GIVEN REQUEST
Rewrite only the lines from the one containing "contour-5520 <box>6 296 932 397</box>" through the one containing "colorbar-tick-label: 0.4 <box>589", both included, as a Markdown table with the columns Number and Line, omitting any blank lines.

EXTRACTED INFORMATION

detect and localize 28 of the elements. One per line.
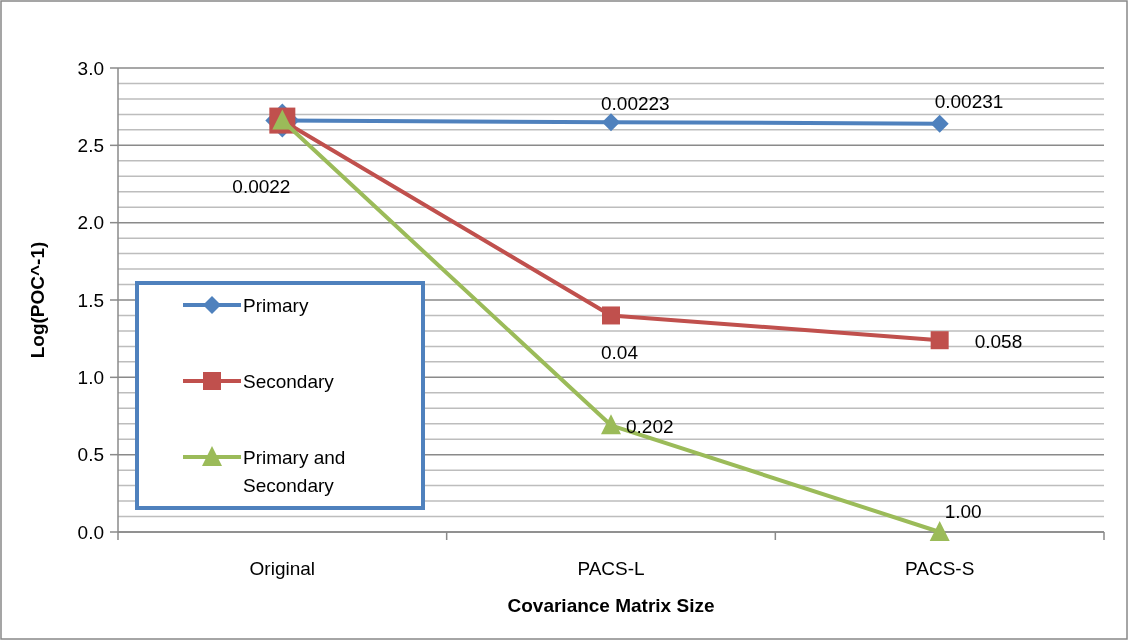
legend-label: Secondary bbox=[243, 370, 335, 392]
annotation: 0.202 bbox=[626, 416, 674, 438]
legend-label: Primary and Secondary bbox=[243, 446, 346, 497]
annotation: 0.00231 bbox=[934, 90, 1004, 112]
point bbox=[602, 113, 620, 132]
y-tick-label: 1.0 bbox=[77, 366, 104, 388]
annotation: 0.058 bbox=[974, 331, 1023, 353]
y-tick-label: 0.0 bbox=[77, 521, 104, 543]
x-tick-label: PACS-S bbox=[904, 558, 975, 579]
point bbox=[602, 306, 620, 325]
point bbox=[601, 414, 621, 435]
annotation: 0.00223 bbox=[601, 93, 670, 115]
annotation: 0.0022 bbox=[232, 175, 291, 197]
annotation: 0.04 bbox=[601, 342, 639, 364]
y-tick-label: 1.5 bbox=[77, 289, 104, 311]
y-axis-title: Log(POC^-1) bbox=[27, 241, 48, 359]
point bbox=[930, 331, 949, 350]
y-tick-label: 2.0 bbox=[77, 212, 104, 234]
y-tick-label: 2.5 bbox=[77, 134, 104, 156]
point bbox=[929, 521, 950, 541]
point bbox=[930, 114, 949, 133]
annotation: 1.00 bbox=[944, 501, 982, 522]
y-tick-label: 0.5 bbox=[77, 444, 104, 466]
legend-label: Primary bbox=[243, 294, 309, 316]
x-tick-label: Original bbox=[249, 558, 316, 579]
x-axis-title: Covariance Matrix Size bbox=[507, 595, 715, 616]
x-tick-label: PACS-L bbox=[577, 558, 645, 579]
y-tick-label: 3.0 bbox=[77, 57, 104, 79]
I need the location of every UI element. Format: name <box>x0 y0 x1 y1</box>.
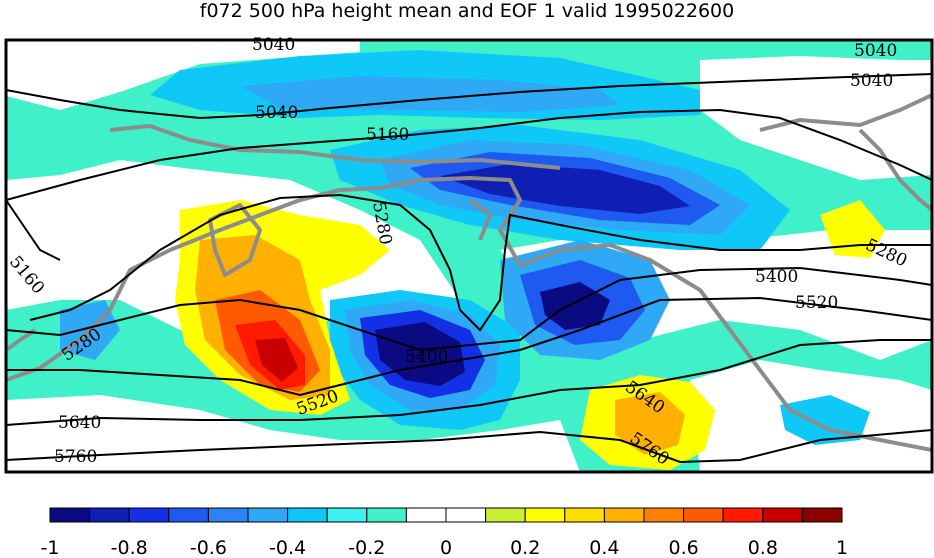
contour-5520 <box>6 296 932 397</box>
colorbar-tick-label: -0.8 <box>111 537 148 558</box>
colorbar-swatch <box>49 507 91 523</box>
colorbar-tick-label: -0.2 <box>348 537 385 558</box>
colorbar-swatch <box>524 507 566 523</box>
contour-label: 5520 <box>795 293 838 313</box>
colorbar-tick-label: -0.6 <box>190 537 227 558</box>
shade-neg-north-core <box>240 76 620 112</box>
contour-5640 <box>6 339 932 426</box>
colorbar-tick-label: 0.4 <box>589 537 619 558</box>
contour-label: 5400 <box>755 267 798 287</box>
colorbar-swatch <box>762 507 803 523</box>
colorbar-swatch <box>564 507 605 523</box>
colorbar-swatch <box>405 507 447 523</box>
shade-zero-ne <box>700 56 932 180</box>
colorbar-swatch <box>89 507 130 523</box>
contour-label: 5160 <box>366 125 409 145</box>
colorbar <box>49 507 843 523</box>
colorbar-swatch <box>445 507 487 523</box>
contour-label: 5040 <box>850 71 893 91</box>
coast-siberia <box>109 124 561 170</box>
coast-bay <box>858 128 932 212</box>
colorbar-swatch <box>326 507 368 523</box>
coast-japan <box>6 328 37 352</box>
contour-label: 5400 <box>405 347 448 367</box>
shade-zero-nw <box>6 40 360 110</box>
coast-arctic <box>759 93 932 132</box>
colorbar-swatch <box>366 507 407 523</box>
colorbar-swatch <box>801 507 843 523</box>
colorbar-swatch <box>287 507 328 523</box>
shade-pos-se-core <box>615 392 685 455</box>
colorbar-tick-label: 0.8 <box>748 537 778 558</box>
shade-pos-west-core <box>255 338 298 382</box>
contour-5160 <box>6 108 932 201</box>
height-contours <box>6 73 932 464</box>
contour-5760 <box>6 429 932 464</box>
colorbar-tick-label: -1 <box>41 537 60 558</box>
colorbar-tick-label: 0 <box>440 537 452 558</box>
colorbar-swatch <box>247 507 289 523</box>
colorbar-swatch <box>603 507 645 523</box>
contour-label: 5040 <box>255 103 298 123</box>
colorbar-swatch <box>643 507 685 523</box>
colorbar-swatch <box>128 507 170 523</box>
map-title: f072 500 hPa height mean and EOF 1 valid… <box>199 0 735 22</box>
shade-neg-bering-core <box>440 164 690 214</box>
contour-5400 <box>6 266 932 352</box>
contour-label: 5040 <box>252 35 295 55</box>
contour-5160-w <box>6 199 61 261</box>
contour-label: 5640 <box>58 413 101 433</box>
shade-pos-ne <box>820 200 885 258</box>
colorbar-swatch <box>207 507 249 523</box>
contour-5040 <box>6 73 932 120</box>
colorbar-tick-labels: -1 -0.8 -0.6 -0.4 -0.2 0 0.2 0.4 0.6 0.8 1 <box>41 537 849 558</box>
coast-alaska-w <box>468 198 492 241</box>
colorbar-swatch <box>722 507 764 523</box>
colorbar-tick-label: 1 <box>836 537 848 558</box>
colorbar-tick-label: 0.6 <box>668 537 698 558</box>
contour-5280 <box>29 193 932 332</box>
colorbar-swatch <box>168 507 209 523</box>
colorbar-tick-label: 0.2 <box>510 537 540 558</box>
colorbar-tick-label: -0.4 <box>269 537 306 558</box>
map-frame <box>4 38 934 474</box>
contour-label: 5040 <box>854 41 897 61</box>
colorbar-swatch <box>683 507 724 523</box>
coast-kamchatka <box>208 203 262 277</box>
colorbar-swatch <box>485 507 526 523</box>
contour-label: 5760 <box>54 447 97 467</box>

==

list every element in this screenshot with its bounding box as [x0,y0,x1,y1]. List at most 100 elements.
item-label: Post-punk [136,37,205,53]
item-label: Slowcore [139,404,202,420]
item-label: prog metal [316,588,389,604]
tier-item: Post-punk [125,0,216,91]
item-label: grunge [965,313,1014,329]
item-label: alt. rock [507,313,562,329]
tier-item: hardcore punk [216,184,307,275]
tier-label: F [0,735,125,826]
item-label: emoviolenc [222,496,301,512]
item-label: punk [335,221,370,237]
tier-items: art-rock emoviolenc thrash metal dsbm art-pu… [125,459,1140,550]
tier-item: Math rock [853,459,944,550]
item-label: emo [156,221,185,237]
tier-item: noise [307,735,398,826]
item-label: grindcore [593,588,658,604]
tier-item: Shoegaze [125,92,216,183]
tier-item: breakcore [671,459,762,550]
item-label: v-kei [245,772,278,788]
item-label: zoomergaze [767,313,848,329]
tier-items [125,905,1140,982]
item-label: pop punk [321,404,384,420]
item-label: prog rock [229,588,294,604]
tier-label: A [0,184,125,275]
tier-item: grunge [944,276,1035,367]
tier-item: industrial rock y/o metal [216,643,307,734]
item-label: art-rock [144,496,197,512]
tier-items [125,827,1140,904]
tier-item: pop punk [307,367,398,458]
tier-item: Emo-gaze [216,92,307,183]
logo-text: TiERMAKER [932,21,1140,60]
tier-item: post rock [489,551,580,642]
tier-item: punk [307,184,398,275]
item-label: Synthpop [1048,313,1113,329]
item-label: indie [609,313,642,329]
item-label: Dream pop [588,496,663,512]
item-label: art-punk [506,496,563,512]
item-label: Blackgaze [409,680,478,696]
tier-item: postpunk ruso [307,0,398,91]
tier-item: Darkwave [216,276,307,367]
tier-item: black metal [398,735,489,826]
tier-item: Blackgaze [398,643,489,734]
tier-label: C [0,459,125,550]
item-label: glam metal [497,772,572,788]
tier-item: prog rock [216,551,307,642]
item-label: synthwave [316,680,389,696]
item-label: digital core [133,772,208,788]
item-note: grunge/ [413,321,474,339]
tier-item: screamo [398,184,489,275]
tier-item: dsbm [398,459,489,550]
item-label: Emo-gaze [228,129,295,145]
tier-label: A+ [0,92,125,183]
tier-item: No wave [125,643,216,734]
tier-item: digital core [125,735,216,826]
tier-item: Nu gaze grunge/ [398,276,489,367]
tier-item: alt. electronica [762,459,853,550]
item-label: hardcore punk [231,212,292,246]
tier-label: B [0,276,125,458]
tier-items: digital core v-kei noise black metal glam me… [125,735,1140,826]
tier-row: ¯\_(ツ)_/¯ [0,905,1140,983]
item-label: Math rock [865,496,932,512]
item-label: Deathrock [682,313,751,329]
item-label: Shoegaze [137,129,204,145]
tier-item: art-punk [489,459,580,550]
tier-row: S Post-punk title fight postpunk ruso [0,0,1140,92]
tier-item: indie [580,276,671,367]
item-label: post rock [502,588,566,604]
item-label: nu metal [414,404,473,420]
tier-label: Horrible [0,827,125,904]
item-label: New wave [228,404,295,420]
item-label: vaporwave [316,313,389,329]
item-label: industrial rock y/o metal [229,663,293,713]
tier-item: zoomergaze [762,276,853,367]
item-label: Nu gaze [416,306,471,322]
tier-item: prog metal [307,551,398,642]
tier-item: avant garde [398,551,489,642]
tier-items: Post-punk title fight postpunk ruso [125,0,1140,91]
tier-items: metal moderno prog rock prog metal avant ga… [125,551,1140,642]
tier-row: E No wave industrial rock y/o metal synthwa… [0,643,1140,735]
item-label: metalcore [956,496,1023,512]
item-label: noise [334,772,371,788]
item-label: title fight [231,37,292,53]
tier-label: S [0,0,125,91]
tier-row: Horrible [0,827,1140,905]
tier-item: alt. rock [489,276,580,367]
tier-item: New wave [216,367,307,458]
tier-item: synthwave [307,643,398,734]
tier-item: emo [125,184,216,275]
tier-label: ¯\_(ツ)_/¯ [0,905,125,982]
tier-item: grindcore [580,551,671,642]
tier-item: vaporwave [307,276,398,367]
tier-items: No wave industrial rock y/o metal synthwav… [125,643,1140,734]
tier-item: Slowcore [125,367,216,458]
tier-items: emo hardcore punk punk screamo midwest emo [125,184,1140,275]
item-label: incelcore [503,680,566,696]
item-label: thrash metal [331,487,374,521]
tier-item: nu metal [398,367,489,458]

==

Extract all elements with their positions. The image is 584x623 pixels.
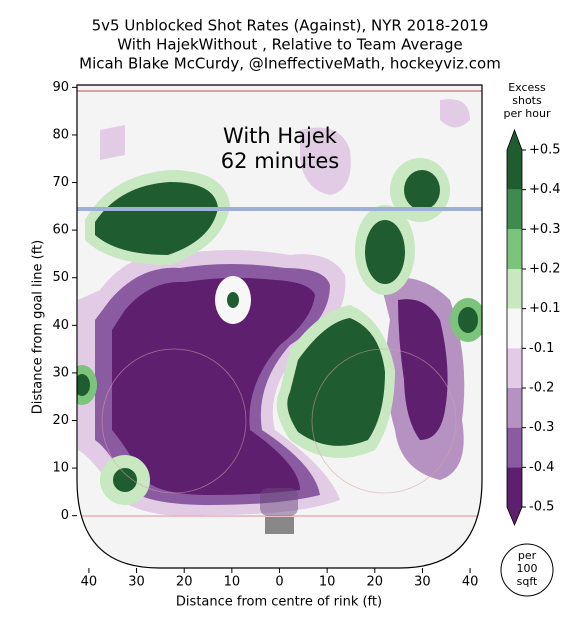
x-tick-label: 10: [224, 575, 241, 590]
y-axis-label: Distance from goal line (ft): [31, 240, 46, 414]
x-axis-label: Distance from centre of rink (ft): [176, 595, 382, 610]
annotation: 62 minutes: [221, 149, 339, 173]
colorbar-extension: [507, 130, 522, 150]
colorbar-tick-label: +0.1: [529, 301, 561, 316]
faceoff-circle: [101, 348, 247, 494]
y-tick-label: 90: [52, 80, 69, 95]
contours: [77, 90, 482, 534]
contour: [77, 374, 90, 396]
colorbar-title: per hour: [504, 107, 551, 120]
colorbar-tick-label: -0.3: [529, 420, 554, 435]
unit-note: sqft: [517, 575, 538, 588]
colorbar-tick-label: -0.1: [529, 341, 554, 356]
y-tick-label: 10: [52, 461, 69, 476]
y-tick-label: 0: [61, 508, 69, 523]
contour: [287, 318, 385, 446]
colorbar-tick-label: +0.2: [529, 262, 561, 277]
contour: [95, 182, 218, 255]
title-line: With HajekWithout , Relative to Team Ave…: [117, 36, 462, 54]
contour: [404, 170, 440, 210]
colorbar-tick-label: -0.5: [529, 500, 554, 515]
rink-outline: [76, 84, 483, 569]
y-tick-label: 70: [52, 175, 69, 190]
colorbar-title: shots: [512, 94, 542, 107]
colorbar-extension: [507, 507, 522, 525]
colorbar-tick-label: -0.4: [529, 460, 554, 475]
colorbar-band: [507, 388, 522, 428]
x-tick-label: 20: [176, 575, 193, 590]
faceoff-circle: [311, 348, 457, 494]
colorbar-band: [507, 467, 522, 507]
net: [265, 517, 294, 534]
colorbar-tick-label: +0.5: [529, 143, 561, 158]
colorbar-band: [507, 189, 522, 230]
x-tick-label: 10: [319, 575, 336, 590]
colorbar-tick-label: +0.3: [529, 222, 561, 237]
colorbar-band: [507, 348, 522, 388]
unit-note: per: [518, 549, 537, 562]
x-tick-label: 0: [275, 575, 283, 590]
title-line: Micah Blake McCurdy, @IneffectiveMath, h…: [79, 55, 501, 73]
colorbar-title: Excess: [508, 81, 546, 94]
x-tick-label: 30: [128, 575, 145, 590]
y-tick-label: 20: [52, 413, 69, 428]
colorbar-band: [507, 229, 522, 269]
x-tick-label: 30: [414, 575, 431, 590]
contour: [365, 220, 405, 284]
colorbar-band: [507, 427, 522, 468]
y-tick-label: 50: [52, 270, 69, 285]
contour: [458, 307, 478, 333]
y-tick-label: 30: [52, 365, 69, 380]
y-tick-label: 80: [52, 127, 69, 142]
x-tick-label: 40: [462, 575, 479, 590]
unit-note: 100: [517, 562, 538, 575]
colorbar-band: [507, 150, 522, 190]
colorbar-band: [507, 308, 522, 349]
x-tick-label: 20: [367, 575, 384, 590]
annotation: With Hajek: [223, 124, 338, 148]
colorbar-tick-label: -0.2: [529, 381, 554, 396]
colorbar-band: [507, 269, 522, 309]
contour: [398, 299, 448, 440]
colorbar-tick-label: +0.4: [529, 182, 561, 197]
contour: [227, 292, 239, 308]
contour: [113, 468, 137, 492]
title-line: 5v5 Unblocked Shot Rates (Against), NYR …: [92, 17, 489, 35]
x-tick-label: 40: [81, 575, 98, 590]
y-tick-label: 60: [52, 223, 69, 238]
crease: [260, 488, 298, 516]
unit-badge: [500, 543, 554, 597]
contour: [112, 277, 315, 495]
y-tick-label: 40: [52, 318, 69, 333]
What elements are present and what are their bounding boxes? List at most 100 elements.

REPLY TO THE TASK
| Number | Line |
|---|---|
| 1 | contour-5520 <box>6 296 932 397</box> |
| 2 | colorbar-tick-label: -0.8 <box>111 537 148 558</box> |
| 3 | colorbar-swatch <box>49 507 91 523</box> |
| 4 | colorbar-tick-label: -0.2 <box>348 537 385 558</box> |
| 5 | colorbar-swatch <box>524 507 566 523</box> |
| 6 | contour-label: 5520 <box>795 293 838 313</box> |
| 7 | colorbar-tick-label: -0.6 <box>190 537 227 558</box> |
| 8 | shade-neg-north-core <box>240 76 620 112</box> |
| 9 | contour-5640 <box>6 339 932 426</box> |
| 10 | colorbar-tick-label: 0.4 <box>589 537 619 558</box> |